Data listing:
▶
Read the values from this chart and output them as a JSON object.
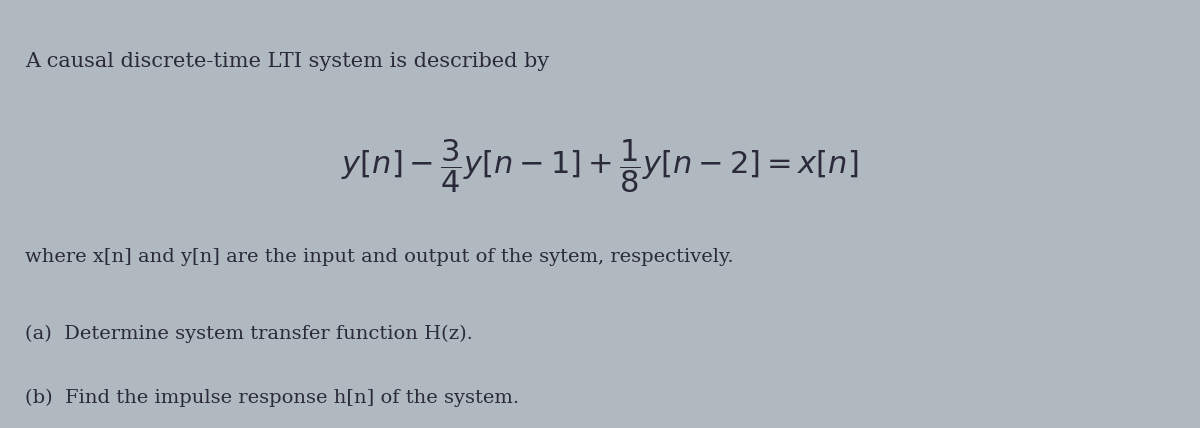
{
  "bg_color": "#b0b8c0",
  "text_color": "#2a2a3a",
  "figsize": [
    12.0,
    4.28
  ],
  "dpi": 100,
  "line1": "A causal discrete-time LTI system is described by",
  "equation": "$y[n] - \\dfrac{3}{4}y[n-1] + \\dfrac{1}{8}y[n-2] = x[n]$",
  "line3": "where x[n] and y[n] are the input and output of the sytem, respectively.",
  "line4a": "(a)  Determine system transfer function H(z).",
  "line4b": "(b)  Find the impulse response h[n] of the system."
}
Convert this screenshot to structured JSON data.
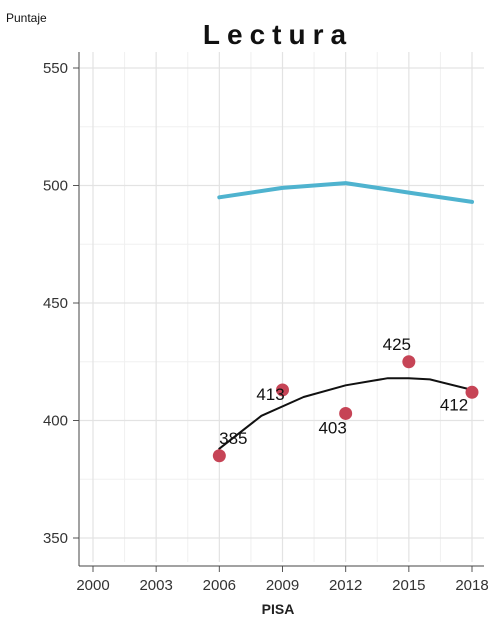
{
  "chart_data": {
    "type": "line",
    "title": "Lectura",
    "ylabel": "Puntaje",
    "xlabel": "PISA",
    "x_ticks": [
      2000,
      2003,
      2006,
      2009,
      2012,
      2015,
      2018
    ],
    "y_ticks": [
      350,
      400,
      450,
      500,
      550
    ],
    "xlim": [
      2000,
      2018
    ],
    "ylim": [
      345,
      555
    ],
    "grid": true,
    "series": [
      {
        "kind": "line",
        "color": "#4fb3cf",
        "x": [
          2006,
          2009,
          2012,
          2015,
          2018
        ],
        "y": [
          495,
          499,
          501,
          497,
          493
        ]
      },
      {
        "kind": "points",
        "color": "#c64456",
        "x": [
          2006,
          2009,
          2012,
          2015,
          2018
        ],
        "y": [
          385,
          413,
          403,
          425,
          412
        ],
        "labels": [
          "385",
          "413",
          "403",
          "425",
          "412"
        ]
      },
      {
        "kind": "trend",
        "color": "#111111",
        "x": [
          2006,
          2008,
          2010,
          2012,
          2014,
          2015,
          2016,
          2018
        ],
        "y": [
          388,
          402,
          410,
          415,
          418,
          418,
          417.5,
          413
        ]
      }
    ]
  }
}
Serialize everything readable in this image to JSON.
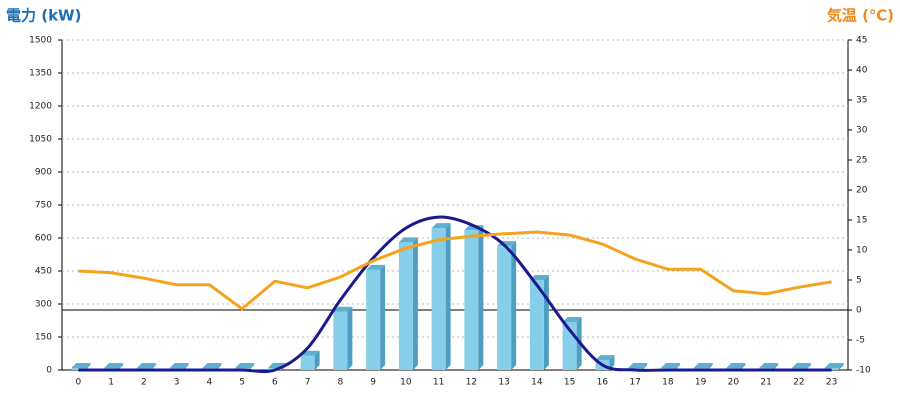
{
  "chart_data": {
    "type": "bar_line",
    "ylabel": "電力 (kW)",
    "y2label": "気温 (℃)",
    "categories": [
      "0",
      "1",
      "2",
      "3",
      "4",
      "5",
      "6",
      "7",
      "8",
      "9",
      "10",
      "11",
      "12",
      "13",
      "14",
      "15",
      "16",
      "17",
      "18",
      "19",
      "20",
      "21",
      "22",
      "23"
    ],
    "series": [
      {
        "type": "bar",
        "color": "#87ceeb",
        "values": [
          0,
          0,
          0,
          0,
          0,
          0,
          0,
          65,
          265,
          455,
          580,
          645,
          636,
          563,
          409,
          218,
          45,
          0,
          0,
          0,
          0,
          0,
          0,
          0
        ]
      },
      {
        "type": "smooth-line",
        "color": "#1a1a8c",
        "values": [
          0,
          0,
          0,
          0,
          0,
          0,
          0,
          100,
          318,
          509,
          645,
          695,
          660,
          568,
          386,
          182,
          23,
          0,
          0,
          0,
          0,
          0,
          0,
          0
        ]
      },
      {
        "type": "line",
        "axis": "y2",
        "color": "#f5a31e",
        "values": [
          6.5,
          6.2,
          5.3,
          4.2,
          4.2,
          0.2,
          4.8,
          3.7,
          5.5,
          8.2,
          10.3,
          11.7,
          12.3,
          12.7,
          13,
          12.5,
          11,
          8.5,
          6.8,
          6.8,
          3.2,
          2.7,
          3.8,
          4.7
        ]
      }
    ],
    "ylim": [
      0,
      1500
    ],
    "yticks": [
      0,
      150,
      300,
      450,
      600,
      750,
      900,
      1050,
      1200,
      1350,
      1500
    ],
    "y2lim": [
      -10,
      45
    ],
    "y2ticks": [
      -10,
      -5,
      0,
      5,
      10,
      15,
      20,
      25,
      30,
      35,
      40,
      45
    ],
    "y2_reference_line": 0,
    "grid": true
  }
}
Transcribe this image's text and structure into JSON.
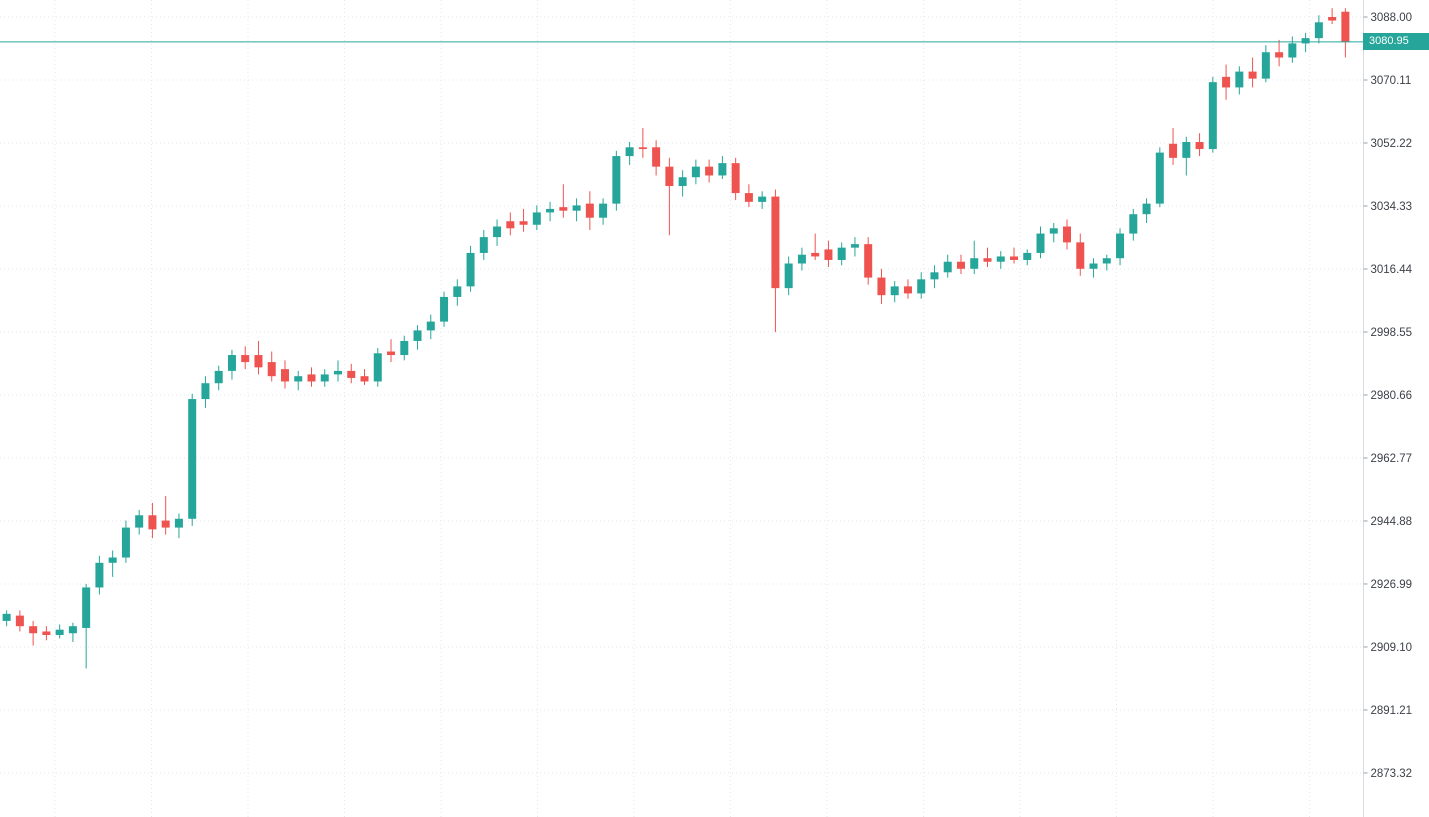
{
  "chart_data": {
    "type": "candlestick",
    "title": "",
    "legend": "none",
    "grid": "dotted",
    "y_axis": {
      "tick_labels": [
        "3088.00",
        "3070.11",
        "3052.22",
        "3034.33",
        "3016.44",
        "2998.55",
        "2980.66",
        "2962.77",
        "2944.88",
        "2926.99",
        "2909.10",
        "2891.21",
        "2873.32"
      ],
      "top_price": 3092.83,
      "bottom_price": 2860.81
    },
    "price_line": {
      "value": 3080.95,
      "label": "3080.95"
    },
    "colors": {
      "up": "#26a69a",
      "down": "#ef5350",
      "grid": "#e3e8ec",
      "axis_line": "#d9dde1",
      "axis_tick": "#9aa0a6",
      "axis_text": "#3c4148",
      "price_line": "#26a69a",
      "price_tag_bg": "#26a69a",
      "price_tag_text": "#ffffff",
      "background": "#ffffff"
    },
    "ohlc": [
      [
        2916.5,
        2919.5,
        2915,
        2918.5
      ],
      [
        2918,
        2919.5,
        2913.5,
        2915
      ],
      [
        2915,
        2916.5,
        2909.5,
        2913
      ],
      [
        2913.5,
        2915,
        2911,
        2912.5
      ],
      [
        2912.5,
        2915.5,
        2911.5,
        2914
      ],
      [
        2913,
        2916,
        2910.5,
        2915
      ],
      [
        2914.5,
        2927,
        2903,
        2926
      ],
      [
        2926,
        2935,
        2924,
        2933
      ],
      [
        2933,
        2936.5,
        2929,
        2934.5
      ],
      [
        2934.5,
        2945,
        2933,
        2943
      ],
      [
        2943,
        2948,
        2941,
        2946.5
      ],
      [
        2946.5,
        2950,
        2940,
        2942.5
      ],
      [
        2945,
        2952,
        2941,
        2943
      ],
      [
        2943,
        2947,
        2940,
        2945.5
      ],
      [
        2945.5,
        2981,
        2943.5,
        2979.5
      ],
      [
        2979.5,
        2986,
        2977,
        2984
      ],
      [
        2984,
        2989,
        2982,
        2987.5
      ],
      [
        2987.5,
        2993.5,
        2985,
        2992
      ],
      [
        2992,
        2994.5,
        2988,
        2990
      ],
      [
        2992,
        2996,
        2986.5,
        2988.5
      ],
      [
        2990,
        2993,
        2984.5,
        2986
      ],
      [
        2988,
        2990.5,
        2982.5,
        2984.5
      ],
      [
        2984.5,
        2987.5,
        2982,
        2986
      ],
      [
        2986.5,
        2988.5,
        2983,
        2984.5
      ],
      [
        2984.5,
        2988,
        2983,
        2986.5
      ],
      [
        2986.5,
        2990.5,
        2984.5,
        2987.5
      ],
      [
        2987.5,
        2989.5,
        2984,
        2985.5
      ],
      [
        2986,
        2988,
        2983.5,
        2984.5
      ],
      [
        2984.5,
        2994,
        2983,
        2992.5
      ],
      [
        2993,
        2996.5,
        2990,
        2992
      ],
      [
        2992,
        2997.5,
        2990.5,
        2996
      ],
      [
        2996,
        3000.5,
        2993.5,
        2999
      ],
      [
        2999,
        3003.5,
        2996.5,
        3001.5
      ],
      [
        3001.5,
        3010,
        3000,
        3008.5
      ],
      [
        3008.5,
        3013.5,
        3006,
        3011.5
      ],
      [
        3011.5,
        3023,
        3010,
        3021
      ],
      [
        3021,
        3027.5,
        3019,
        3025.5
      ],
      [
        3025.5,
        3030.5,
        3023,
        3028.5
      ],
      [
        3030,
        3032.5,
        3026,
        3028
      ],
      [
        3030,
        3033.5,
        3027,
        3029
      ],
      [
        3029,
        3034.5,
        3027.5,
        3032.5
      ],
      [
        3032.5,
        3035.5,
        3030,
        3033.5
      ],
      [
        3034,
        3040.5,
        3031,
        3033
      ],
      [
        3033,
        3036.5,
        3030,
        3034.5
      ],
      [
        3035,
        3038.5,
        3027.5,
        3031
      ],
      [
        3031,
        3036.5,
        3029,
        3035
      ],
      [
        3035,
        3050,
        3033,
        3048.5
      ],
      [
        3048.5,
        3052.5,
        3046,
        3051
      ],
      [
        3051,
        3056.5,
        3048,
        3050.5
      ],
      [
        3051,
        3053,
        3043,
        3045.5
      ],
      [
        3045.5,
        3048,
        3026,
        3040
      ],
      [
        3040,
        3044.5,
        3037,
        3042.5
      ],
      [
        3042.5,
        3047.5,
        3040.5,
        3045.5
      ],
      [
        3045.5,
        3047.5,
        3041,
        3043
      ],
      [
        3043,
        3048.5,
        3042,
        3046.5
      ],
      [
        3046.5,
        3048,
        3036,
        3038
      ],
      [
        3038,
        3040.5,
        3034,
        3035.5
      ],
      [
        3035.5,
        3038.5,
        3033.5,
        3037
      ],
      [
        3037,
        3039,
        2998.5,
        3011
      ],
      [
        3011,
        3020,
        3009,
        3018
      ],
      [
        3018,
        3022.5,
        3016,
        3020.5
      ],
      [
        3021,
        3026.5,
        3019,
        3020
      ],
      [
        3022,
        3024.5,
        3017,
        3019
      ],
      [
        3019,
        3024,
        3017.5,
        3022.5
      ],
      [
        3022.5,
        3025.5,
        3020,
        3023.5
      ],
      [
        3023.5,
        3025.5,
        3012,
        3014
      ],
      [
        3014,
        3016.5,
        3006.5,
        3009
      ],
      [
        3009,
        3013,
        3007,
        3011.5
      ],
      [
        3011.5,
        3013.5,
        3008,
        3009.5
      ],
      [
        3009.5,
        3015.5,
        3008,
        3013.5
      ],
      [
        3013.5,
        3017.5,
        3011,
        3015.5
      ],
      [
        3015.5,
        3020.5,
        3014,
        3018.5
      ],
      [
        3018.5,
        3020.5,
        3015,
        3016.5
      ],
      [
        3016.5,
        3024.5,
        3015,
        3019.5
      ],
      [
        3019.5,
        3022.5,
        3017,
        3018.5
      ],
      [
        3018.5,
        3021.5,
        3016.5,
        3020
      ],
      [
        3020,
        3022.5,
        3018,
        3019
      ],
      [
        3019,
        3022,
        3017.5,
        3021
      ],
      [
        3021,
        3028.5,
        3019.5,
        3026.5
      ],
      [
        3026.5,
        3029.5,
        3024,
        3028
      ],
      [
        3028.5,
        3030.5,
        3022,
        3024
      ],
      [
        3024,
        3026.5,
        3014.5,
        3016.5
      ],
      [
        3016.5,
        3019.5,
        3014,
        3018
      ],
      [
        3018,
        3020.5,
        3016,
        3019.5
      ],
      [
        3019.5,
        3028,
        3017.5,
        3026.5
      ],
      [
        3026.5,
        3033.5,
        3024.5,
        3032
      ],
      [
        3032,
        3036.5,
        3029.5,
        3035
      ],
      [
        3035,
        3051,
        3034,
        3049.5
      ],
      [
        3052,
        3056.5,
        3046,
        3048
      ],
      [
        3048,
        3054,
        3043,
        3052.5
      ],
      [
        3052.5,
        3055,
        3048.5,
        3050.5
      ],
      [
        3050.5,
        3071,
        3049.5,
        3069.5
      ],
      [
        3071,
        3074.5,
        3064.5,
        3068
      ],
      [
        3068,
        3074,
        3066,
        3072.5
      ],
      [
        3072.5,
        3076.5,
        3068,
        3070.5
      ],
      [
        3070.5,
        3080,
        3069.5,
        3078
      ],
      [
        3078,
        3081.5,
        3074,
        3076.5
      ],
      [
        3076.5,
        3082.5,
        3075,
        3080.5
      ],
      [
        3080.5,
        3083.5,
        3078,
        3082
      ],
      [
        3082,
        3088.5,
        3080.5,
        3086.5
      ],
      [
        3088,
        3090.5,
        3086,
        3087
      ],
      [
        3089.5,
        3090.5,
        3076.5,
        3080.95
      ]
    ]
  }
}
◀
- What the exercise asks -
Look through the entries above. Extract each line with the word "image".

- Written answer -
Serialize everything readable in this image to JSON.
Transcribe this image's text and structure into JSON.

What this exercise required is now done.